━━━━━ RECORDS ━━━━━

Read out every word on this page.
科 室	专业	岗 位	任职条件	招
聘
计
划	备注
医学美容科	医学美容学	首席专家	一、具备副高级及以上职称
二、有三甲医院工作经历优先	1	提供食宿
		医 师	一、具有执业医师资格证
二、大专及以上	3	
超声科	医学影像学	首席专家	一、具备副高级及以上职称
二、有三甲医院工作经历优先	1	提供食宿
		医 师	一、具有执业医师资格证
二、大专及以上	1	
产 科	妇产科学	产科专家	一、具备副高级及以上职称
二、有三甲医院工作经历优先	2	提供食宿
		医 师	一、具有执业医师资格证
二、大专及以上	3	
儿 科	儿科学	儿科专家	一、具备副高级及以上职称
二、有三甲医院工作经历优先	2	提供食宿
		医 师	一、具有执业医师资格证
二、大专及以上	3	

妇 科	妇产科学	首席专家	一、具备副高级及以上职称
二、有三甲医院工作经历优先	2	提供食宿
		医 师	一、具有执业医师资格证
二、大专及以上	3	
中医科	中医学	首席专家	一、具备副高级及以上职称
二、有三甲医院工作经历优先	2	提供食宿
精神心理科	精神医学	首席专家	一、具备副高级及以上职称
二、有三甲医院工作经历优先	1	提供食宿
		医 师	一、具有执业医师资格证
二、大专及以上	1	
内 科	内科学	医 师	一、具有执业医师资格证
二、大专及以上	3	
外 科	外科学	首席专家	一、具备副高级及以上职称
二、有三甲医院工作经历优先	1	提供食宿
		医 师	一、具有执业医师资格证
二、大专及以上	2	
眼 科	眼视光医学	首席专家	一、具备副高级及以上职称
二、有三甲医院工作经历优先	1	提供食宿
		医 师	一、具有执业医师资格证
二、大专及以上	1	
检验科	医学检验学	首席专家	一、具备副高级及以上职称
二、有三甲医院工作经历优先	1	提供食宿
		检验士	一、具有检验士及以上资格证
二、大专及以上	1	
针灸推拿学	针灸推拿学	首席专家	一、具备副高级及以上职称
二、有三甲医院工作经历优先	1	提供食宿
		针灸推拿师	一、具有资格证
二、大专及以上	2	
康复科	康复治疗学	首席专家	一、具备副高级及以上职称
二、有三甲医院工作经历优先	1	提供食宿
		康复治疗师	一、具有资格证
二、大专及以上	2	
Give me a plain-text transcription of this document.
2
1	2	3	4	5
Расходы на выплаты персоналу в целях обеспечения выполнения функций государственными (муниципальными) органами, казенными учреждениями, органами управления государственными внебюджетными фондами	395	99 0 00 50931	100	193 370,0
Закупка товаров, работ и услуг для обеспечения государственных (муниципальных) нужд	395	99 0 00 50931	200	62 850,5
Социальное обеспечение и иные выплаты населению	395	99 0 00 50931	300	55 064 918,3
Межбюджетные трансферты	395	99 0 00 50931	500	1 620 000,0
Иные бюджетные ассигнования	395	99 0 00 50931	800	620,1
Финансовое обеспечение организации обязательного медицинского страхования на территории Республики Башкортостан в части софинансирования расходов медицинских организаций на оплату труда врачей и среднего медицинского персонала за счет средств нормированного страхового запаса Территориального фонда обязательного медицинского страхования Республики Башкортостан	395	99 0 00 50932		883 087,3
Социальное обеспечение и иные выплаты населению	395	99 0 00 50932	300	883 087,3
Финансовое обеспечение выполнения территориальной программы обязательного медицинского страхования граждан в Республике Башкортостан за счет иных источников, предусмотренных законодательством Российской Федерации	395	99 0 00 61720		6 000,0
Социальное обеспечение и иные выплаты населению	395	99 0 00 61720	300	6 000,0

━━━━━

Output every record above exactly as it appears.

▶ [EXPECTED ANSWER]
Read out every word on this page.
科 室	专业	岗 位	任职条件	招
聘
计
划	备注
医学美容科	医学美容学	首席专家	一、具备副高级及以上职称
二、有三甲医院工作经历优先	1	提供食宿
		医 师	一、具有执业医师资格证
二、大专及以上	3	
超声科	医学影像学	首席专家	一、具备副高级及以上职称
二、有三甲医院工作经历优先	1	提供食宿
		医 师	一、具有执业医师资格证
二、大专及以上	1	
产 科	妇产科学	产科专家	一、具备副高级及以上职称
二、有三甲医院工作经历优先	2	提供食宿
		医 师	一、具有执业医师资格证
二、大专及以上	3	
儿 科	儿科学	儿科专家	一、具备副高级及以上职称
二、有三甲医院工作经历优先	2	提供食宿
		医 师	一、具有执业医师资格证
二、大专及以上	3	

妇 科	妇产科学	首席专家	一、具备副高级及以上职称
二、有三甲医院工作经历优先	2	提供食宿
		医 师	一、具有执业医师资格证
二、大专及以上	3	
中医科	中医学	首席专家	一、具备副高级及以上职称
二、有三甲医院工作经历优先	2	提供食宿
精神心理科	精神医学	首席专家	一、具备副高级及以上职称
二、有三甲医院工作经历优先	1	提供食宿
		医 师	一、具有执业医师资格证
二、大专及以上	1	
内 科	内科学	医 师	一、具有执业医师资格证
二、大专及以上	3	
外 科	外科学	首席专家	一、具备副高级及以上职称
二、有三甲医院工作经历优先	1	提供食宿
		医 师	一、具有执业医师资格证
二、大专及以上	2	
眼 科	眼视光医学	首席专家	一、具备副高级及以上职称
二、有三甲医院工作经历优先	1	提供食宿
		医 师	一、具有执业医师资格证
二、大专及以上	1	
检验科	医学检验学	首席专家	一、具备副高级及以上职称
二、有三甲医院工作经历优先	1	提供食宿
		检验士	一、具有检验士及以上资格证
二、大专及以上	1	
针灸推拿学	针灸推拿学	首席专家	一、具备副高级及以上职称
二、有三甲医院工作经历优先	1	提供食宿
		针灸推拿师	一、具有资格证
二、大专及以上	2	
康复科	康复治疗学	首席专家	一、具备副高级及以上职称
二、有三甲医院工作经历优先	1	提供食宿
		康复治疗师	一、具有资格证
二、大专及以上	2	
Give me a plain-text transcription of this document.
2
1	2	3	4	5
Расходы на выплаты персоналу в целях обеспечения выполнения функций государственными (муниципальными) органами, казенными учреждениями, органами управления государственными внебюджетными фондами	395	99 0 00 50931	100	193 370,0
Закупка товаров, работ и услуг для обеспечения государственных (муниципальных) нужд	395	99 0 00 50931	200	62 850,5
Социальное обеспечение и иные выплаты населению	395	99 0 00 50931	300	55 064 918,3
Межбюджетные трансферты	395	99 0 00 50931	500	1 620 000,0
Иные бюджетные ассигнования	395	99 0 00 50931	800	620,1
Финансовое обеспечение организации обязательного медицинского страхования на территории Республики Башкортостан в части софинансирования расходов медицинских организаций на оплату труда врачей и среднего медицинского персонала за счет средств нормированного страхового запаса Территориального фонда обязательного медицинского страхования Республики Башкортостан	395	99 0 00 50932		883 087,3
Социальное обеспечение и иные выплаты населению	395	99 0 00 50932	300	883 087,3
Финансовое обеспечение выполнения территориальной программы обязательного медицинского страхования граждан в Республике Башкортостан за счет иных источников, предусмотренных законодательством Российской Федерации	395	99 0 00 61720		6 000,0
Социальное обеспечение и иные выплаты населению	395	99 0 00 61720	300	6 000,0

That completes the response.